SHORT EXERCISE: Search the data for the string "ocseny" and extract every line where it appears.

## Begin RECORDS SUPPLIED

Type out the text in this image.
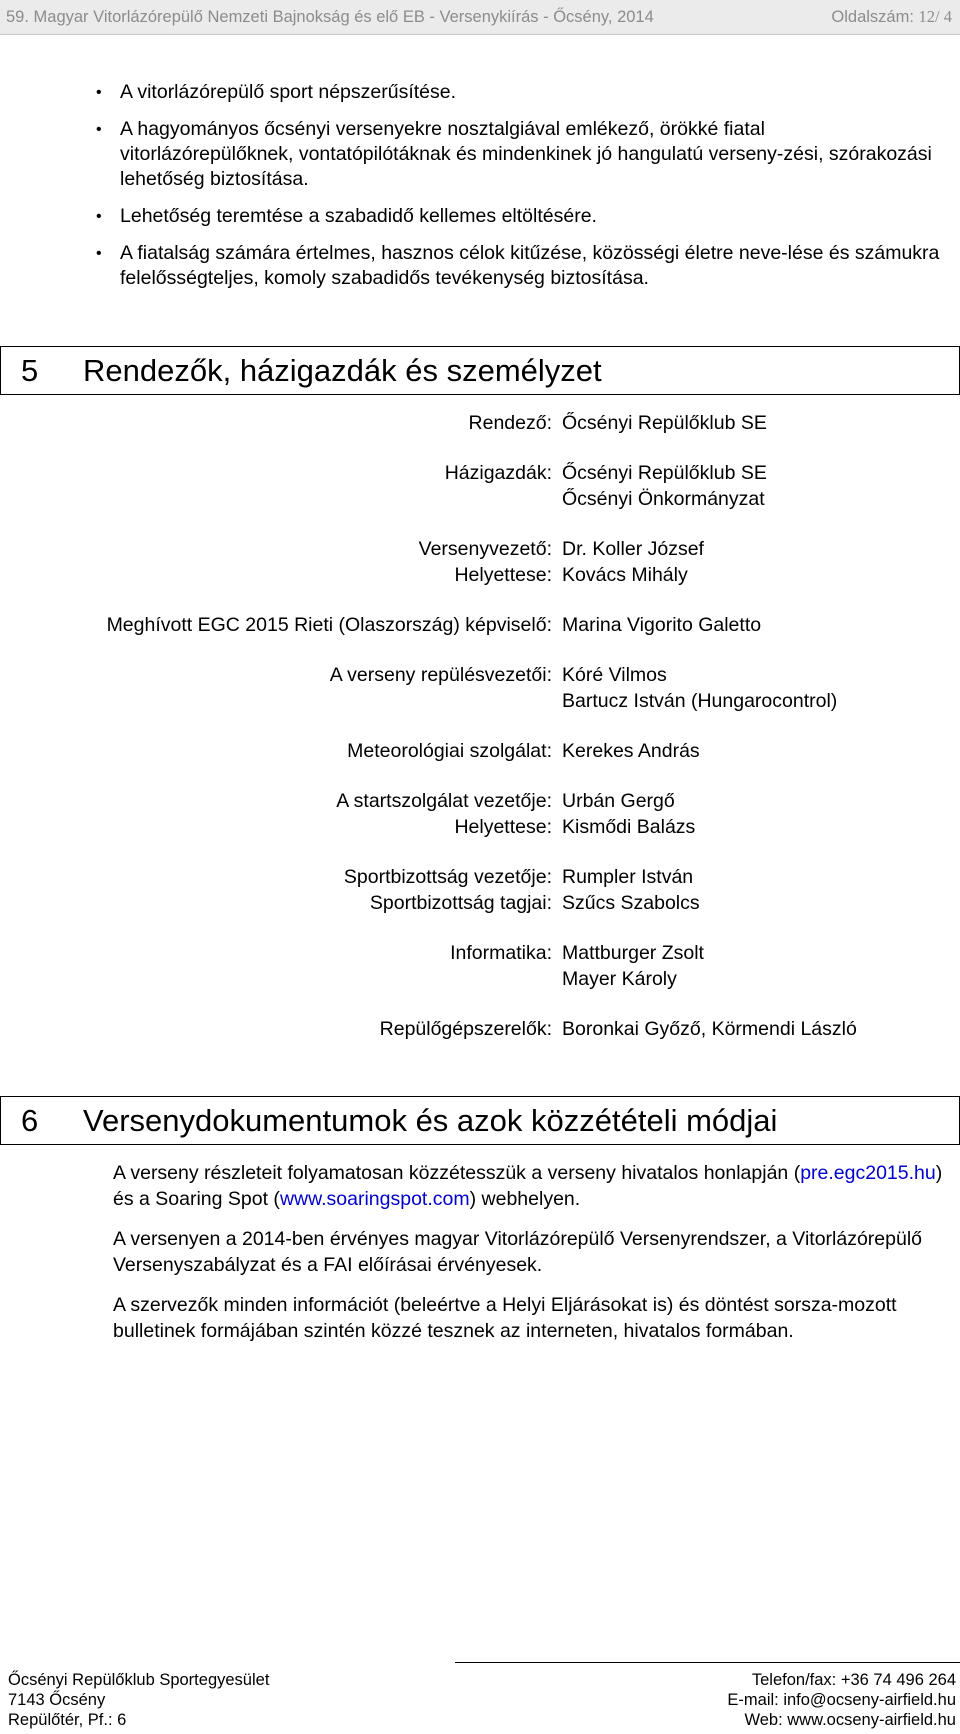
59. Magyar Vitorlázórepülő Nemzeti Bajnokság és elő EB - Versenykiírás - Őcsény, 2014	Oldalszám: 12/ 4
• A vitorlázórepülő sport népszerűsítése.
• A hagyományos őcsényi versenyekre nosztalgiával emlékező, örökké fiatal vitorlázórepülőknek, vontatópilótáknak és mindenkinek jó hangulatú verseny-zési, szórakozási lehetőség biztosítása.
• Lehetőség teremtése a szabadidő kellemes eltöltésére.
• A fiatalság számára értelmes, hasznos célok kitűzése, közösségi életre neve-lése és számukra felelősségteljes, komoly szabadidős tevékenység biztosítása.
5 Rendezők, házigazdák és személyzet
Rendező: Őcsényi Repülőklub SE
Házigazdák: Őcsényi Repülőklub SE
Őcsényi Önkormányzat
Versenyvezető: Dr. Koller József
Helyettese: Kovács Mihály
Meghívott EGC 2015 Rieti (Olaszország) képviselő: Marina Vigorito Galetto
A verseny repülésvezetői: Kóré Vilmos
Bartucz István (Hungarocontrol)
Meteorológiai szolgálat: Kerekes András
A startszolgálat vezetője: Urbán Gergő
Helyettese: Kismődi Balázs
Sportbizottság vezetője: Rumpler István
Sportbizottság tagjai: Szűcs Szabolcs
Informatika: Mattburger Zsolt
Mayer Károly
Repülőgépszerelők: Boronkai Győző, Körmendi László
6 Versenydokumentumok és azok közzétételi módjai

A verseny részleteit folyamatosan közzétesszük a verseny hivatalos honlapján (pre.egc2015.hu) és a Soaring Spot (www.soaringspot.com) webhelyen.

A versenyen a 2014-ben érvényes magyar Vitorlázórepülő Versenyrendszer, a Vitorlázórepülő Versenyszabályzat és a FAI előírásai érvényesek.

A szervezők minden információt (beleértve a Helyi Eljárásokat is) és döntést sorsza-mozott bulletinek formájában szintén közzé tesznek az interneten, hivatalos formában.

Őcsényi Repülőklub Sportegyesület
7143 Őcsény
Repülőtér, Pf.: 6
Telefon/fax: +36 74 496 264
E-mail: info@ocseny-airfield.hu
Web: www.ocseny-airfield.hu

## End RECORDS SUPPLIED

RESPONSE:
E-mail: info@ocseny-airfield.hu
Web: www.ocseny-airfield.hu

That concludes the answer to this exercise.